- [Supplied data]:

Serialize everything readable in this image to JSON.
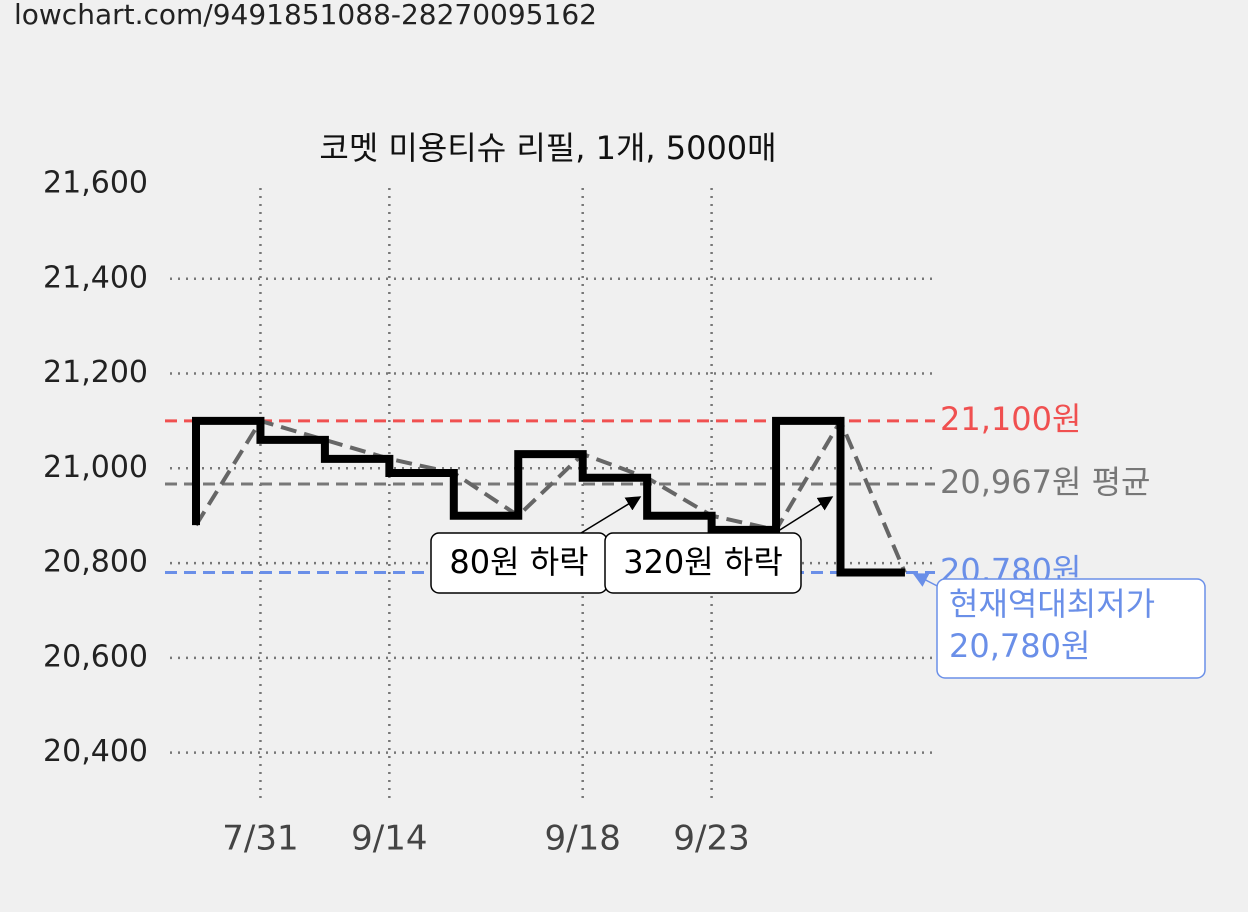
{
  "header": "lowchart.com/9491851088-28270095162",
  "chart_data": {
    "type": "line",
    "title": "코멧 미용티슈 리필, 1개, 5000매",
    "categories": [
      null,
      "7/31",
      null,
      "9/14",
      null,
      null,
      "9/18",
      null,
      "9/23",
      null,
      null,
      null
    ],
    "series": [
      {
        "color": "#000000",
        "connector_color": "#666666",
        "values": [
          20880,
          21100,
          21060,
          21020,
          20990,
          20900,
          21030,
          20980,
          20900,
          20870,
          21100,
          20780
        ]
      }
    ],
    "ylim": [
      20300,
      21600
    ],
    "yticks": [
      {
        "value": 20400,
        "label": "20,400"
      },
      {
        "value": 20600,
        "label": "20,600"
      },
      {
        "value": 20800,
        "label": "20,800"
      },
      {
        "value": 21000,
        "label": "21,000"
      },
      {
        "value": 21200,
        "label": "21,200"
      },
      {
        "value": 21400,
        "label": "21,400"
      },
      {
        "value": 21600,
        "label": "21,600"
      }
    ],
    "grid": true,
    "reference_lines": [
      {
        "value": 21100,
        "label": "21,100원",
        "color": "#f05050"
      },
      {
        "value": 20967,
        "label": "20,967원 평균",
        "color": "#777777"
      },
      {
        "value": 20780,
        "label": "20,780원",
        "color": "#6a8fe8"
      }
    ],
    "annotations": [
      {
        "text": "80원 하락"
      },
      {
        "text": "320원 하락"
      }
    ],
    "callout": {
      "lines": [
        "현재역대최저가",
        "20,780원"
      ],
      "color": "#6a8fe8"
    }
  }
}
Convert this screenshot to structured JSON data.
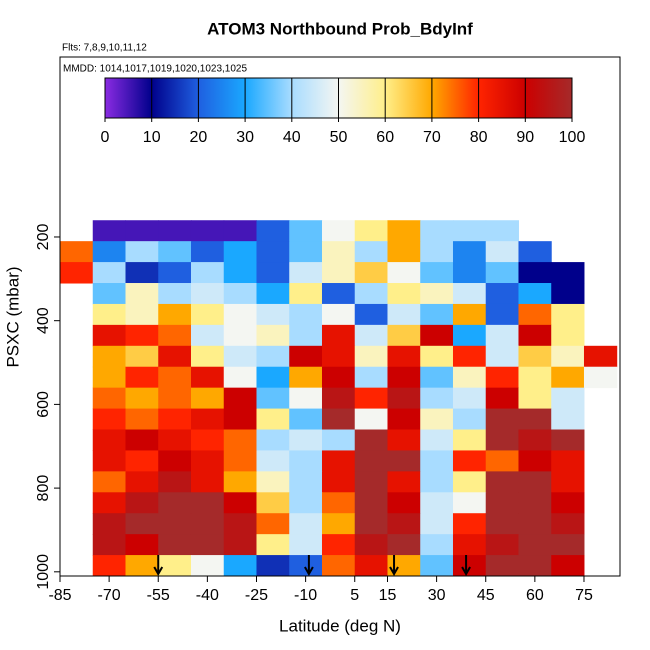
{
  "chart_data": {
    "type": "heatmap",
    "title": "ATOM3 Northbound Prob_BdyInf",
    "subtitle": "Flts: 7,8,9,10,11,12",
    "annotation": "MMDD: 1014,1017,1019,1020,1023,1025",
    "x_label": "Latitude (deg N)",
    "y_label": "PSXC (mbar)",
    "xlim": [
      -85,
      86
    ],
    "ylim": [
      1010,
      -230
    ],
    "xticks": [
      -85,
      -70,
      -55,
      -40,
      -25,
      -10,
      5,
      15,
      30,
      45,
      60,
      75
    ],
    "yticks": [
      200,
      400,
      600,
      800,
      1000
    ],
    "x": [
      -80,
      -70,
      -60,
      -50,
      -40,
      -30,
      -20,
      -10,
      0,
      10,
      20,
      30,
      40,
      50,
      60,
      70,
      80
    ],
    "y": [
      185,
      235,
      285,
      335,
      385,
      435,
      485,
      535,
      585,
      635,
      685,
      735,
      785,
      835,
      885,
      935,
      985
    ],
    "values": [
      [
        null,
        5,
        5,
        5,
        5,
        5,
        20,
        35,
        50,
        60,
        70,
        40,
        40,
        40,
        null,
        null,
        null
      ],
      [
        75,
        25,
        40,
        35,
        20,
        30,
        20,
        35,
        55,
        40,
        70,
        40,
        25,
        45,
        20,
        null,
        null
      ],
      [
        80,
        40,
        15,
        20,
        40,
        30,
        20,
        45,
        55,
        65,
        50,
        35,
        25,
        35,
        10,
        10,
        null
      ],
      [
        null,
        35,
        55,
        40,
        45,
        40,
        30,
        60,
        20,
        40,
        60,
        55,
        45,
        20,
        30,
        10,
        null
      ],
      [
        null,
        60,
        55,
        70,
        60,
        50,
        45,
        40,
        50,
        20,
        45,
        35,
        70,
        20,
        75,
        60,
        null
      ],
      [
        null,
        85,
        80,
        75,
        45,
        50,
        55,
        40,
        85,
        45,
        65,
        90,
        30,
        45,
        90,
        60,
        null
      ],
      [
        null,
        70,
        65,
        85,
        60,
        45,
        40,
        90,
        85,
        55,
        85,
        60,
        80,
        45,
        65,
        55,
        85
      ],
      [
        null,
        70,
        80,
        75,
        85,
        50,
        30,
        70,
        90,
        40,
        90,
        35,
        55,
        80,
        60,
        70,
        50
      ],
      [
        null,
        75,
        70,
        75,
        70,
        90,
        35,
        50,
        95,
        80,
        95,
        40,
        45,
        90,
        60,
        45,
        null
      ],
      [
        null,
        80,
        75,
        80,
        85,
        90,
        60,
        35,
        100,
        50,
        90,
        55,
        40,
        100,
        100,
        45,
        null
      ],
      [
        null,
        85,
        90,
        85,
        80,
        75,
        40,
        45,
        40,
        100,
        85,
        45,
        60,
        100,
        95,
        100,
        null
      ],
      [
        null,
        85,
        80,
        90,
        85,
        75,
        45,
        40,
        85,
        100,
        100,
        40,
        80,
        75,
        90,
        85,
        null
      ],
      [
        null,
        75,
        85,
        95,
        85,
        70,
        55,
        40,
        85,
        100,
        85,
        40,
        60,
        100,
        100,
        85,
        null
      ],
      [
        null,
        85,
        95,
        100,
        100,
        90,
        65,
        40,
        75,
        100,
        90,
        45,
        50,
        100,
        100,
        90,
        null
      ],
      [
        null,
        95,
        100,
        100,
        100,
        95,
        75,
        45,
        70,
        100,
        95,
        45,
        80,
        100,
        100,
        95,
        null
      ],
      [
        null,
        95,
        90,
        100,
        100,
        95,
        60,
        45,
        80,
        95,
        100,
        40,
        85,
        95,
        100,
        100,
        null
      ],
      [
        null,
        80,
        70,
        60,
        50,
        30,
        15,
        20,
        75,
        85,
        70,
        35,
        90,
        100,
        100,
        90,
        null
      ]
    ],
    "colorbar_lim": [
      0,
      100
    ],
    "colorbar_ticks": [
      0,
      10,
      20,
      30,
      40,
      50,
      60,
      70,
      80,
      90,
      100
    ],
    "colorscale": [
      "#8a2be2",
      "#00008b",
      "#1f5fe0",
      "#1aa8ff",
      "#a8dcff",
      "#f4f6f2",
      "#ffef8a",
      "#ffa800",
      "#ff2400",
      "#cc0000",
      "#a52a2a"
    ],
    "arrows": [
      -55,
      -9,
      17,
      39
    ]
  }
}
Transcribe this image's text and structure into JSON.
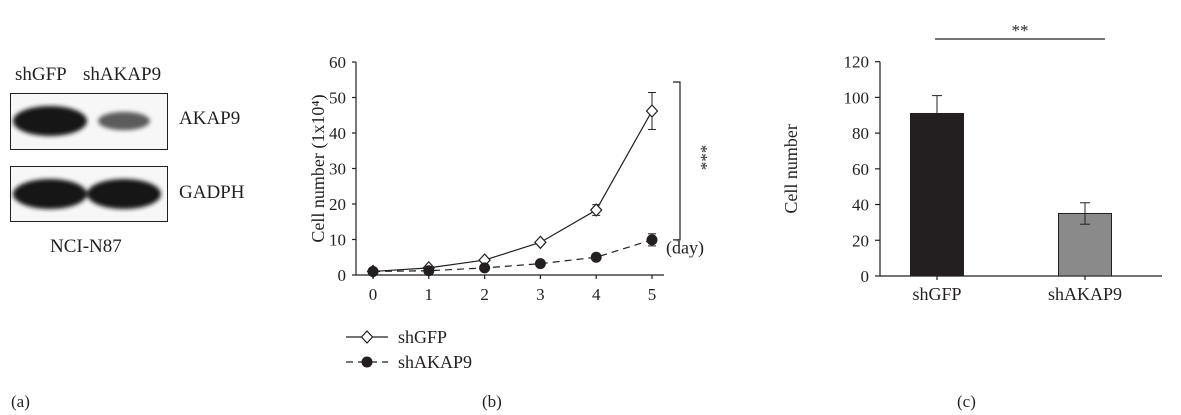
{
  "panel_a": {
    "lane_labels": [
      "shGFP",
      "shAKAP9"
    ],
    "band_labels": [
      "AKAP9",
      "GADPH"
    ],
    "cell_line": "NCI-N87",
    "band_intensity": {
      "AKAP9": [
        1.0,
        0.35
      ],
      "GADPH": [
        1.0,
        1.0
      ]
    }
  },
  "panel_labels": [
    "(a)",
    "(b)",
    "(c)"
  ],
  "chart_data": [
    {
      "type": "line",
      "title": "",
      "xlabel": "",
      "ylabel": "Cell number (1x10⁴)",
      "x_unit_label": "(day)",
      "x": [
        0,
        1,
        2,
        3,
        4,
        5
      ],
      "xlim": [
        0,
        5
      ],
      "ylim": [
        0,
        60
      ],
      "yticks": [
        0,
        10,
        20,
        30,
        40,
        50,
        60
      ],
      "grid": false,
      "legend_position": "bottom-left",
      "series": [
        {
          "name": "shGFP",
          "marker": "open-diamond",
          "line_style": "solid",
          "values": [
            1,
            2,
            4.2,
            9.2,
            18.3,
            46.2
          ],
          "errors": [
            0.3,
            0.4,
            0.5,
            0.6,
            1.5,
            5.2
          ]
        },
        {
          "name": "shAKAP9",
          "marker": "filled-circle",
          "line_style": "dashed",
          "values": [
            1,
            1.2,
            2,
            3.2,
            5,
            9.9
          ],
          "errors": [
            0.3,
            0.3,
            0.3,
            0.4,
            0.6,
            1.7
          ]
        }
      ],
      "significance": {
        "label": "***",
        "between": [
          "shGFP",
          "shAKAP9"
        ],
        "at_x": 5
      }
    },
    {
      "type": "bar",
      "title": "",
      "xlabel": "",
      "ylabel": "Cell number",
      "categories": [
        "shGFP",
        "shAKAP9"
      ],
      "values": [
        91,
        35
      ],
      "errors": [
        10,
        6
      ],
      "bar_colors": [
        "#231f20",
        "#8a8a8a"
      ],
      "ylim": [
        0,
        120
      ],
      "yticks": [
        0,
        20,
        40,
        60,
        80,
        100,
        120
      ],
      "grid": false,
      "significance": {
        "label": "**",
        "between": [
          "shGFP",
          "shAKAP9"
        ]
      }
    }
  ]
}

- [Task statement]: Count up every line above that has the word "this" in it; answer with the number alone.

- [Result of the task]: 3